* Task prompt
In the records that follow, locate every line with "display" and extract it.
===== Data extract
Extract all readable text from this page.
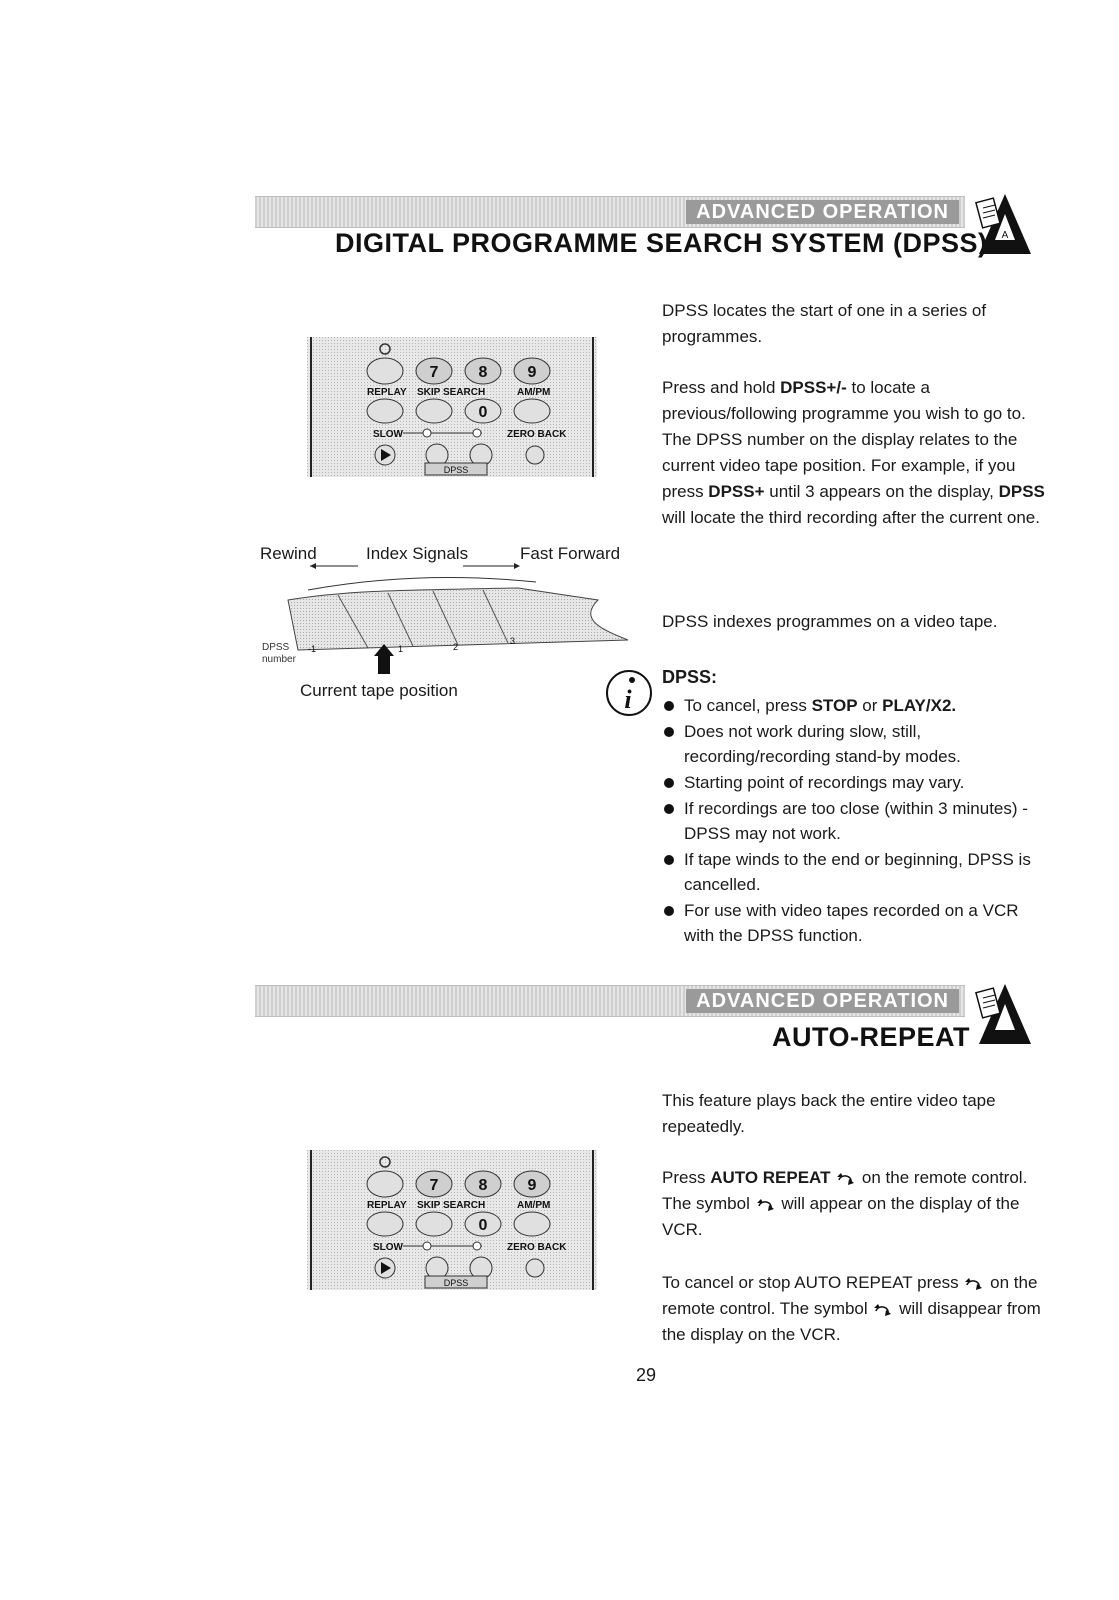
ADVANCED OPERATION
A
DIGITAL PROGRAMME SEARCH SYSTEM (DPSS)
7	8	9
REPLAY SKIP SEARCH	AM/PM
0
SLOW	ZERO BACK
DPSS
Rewind	Index Signals	Fast Forward
-1	1	2
3
DPSS number
Current tape position

DPSS locates the start of one in a series of programmes.

Press and hold DPSS+/- to locate a previous/following programme you wish to go to.

The DPSS number on the display relates to the current video tape position. For example, if you press DPSS+ until 3 appears on the display, DPSS will locate the third recording after the current one.

DPSS indexes programmes on a video tape.

i
DPSS:
To cancel, press STOP or PLAY/X2.
Does not work during slow, still, recording/recording stand-by modes.
Starting point of recordings may vary.
If recordings are too close (within 3 minutes) - DPSS may not work.
If tape winds to the end or beginning, DPSS is cancelled.
For use with video tapes recorded on a VCR with the DPSS function.
ADVANCED OPERATION
AUTO-REPEAT
7	8	9
REPLAY SKIP SEARCH	AM/PM
0
SLOW	ZERO BACK
DPSS

This feature plays back the entire video tape repeatedly.

Press AUTO REPEAT  on the remote control. The symbol  will appear on the display of the VCR.

To cancel or stop AUTO REPEAT press  on the remote control. The symbol  will disappear from the display on the VCR.

29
==========
* Solution for this task
The DPSS number on the display relates to the current video tape position. For example, if you press DPSS+ until 3 appears on the display, DPSS will locate the third recording after the current one.
Press AUTO REPEAT  on the remote control. The symbol  will appear on the display of the VCR.
To cancel or stop AUTO REPEAT press  on the remote control. The symbol  will disappear from the display on the VCR.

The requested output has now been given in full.